▽
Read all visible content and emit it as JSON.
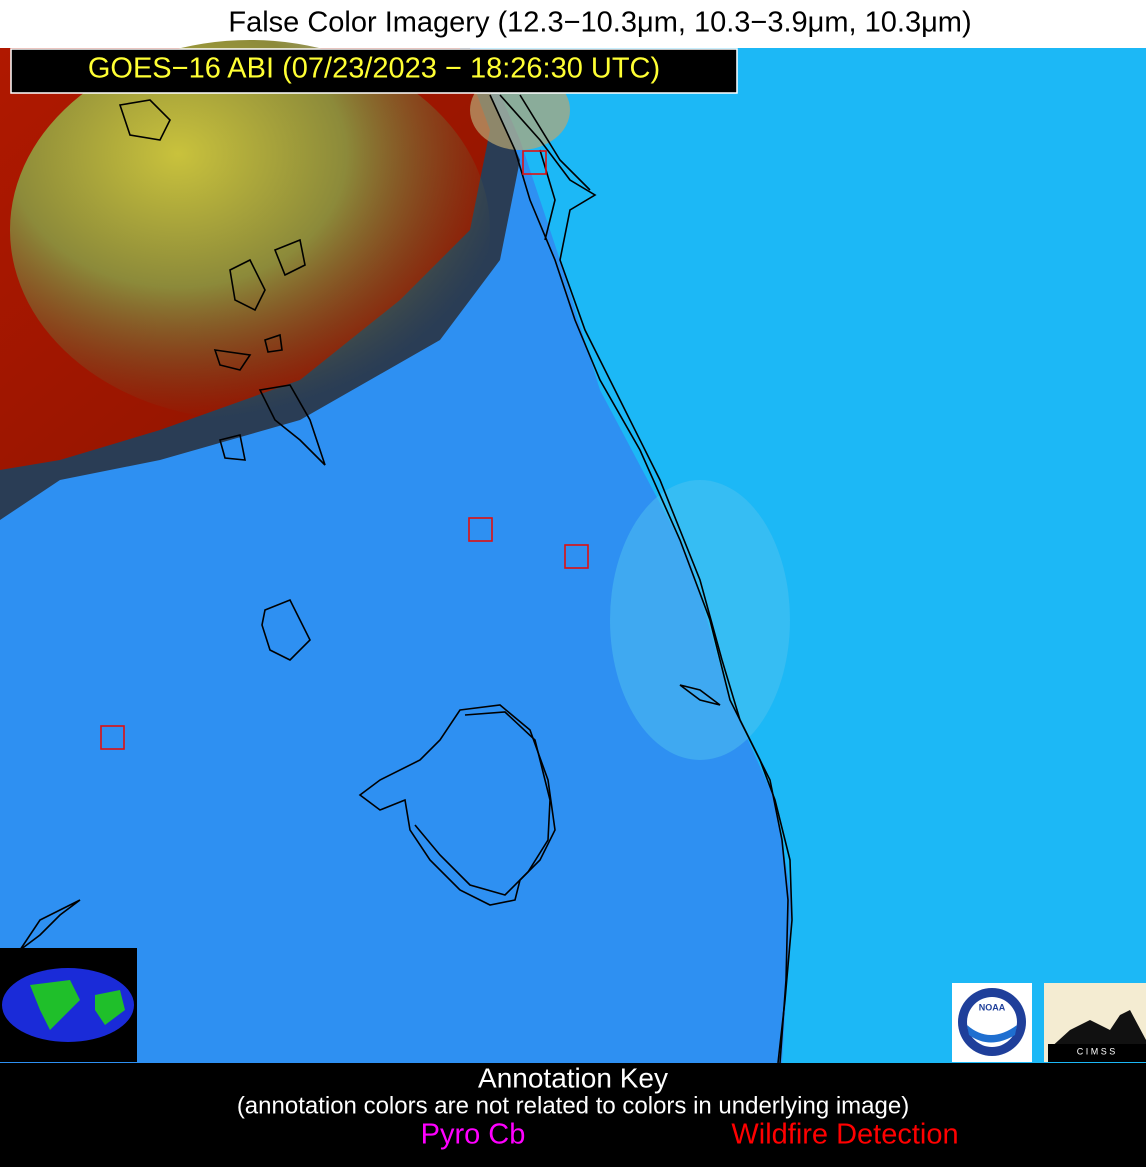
{
  "header": {
    "title": "False Color Imagery (12.3−10.3μm, 10.3−3.9μm, 10.3μm)",
    "subtitle": "GOES−16 ABI (07/23/2023 − 18:26:30 UTC)"
  },
  "logos": {
    "noaa": "NOAA",
    "cimss": "C I M S S"
  },
  "legend": {
    "title": "Annotation Key",
    "note": "(annotation colors are not related to colors in underlying image)",
    "items": [
      "Pyro Cb",
      "Wildfire Detection"
    ]
  }
}
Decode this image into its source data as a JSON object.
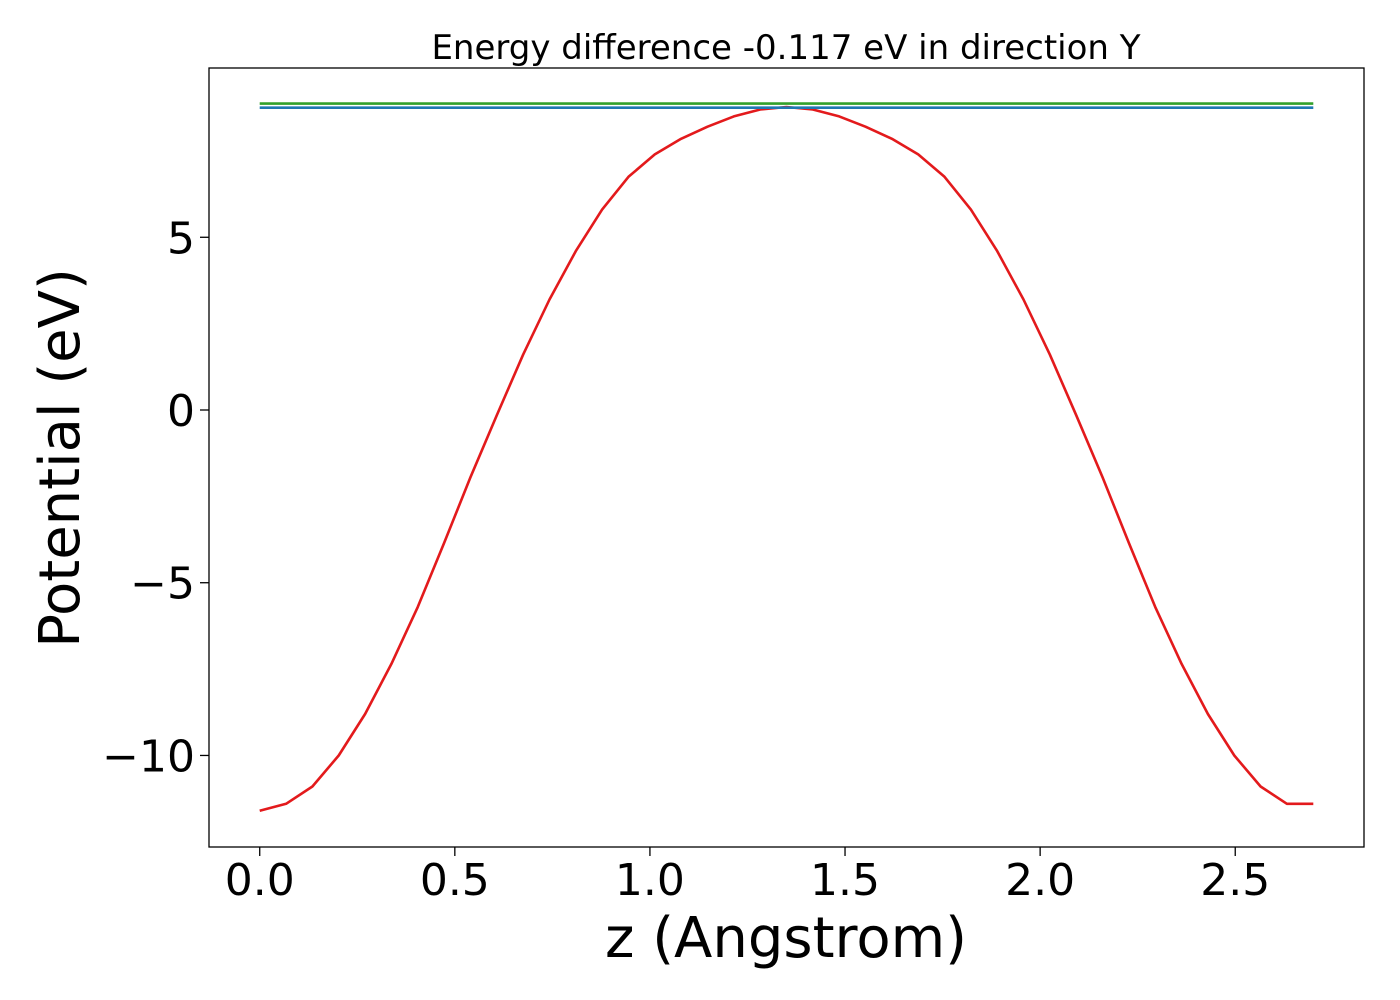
△
*Goal:*
Your copy should match the entries exactly, minus the pictures.

*Finished exercise:*
Read all visible content and emit it as JSON.
{
  "header": {
    "title": "False Color Imagery (12.3−10.3μm, 10.3−3.9μm, 10.3μm)",
    "subtitle": "GOES−16 ABI (07/23/2023 − 18:26:30 UTC)"
  },
  "logos": {
    "noaa": "NOAA",
    "cimss": "C I M S S"
  },
  "legend": {
    "title": "Annotation Key",
    "note": "(annotation colors are not related to colors in underlying image)",
    "items": [
      "Pyro Cb",
      "Wildfire Detection"
    ]
  }
}
Decode this image into its source data as a JSON object.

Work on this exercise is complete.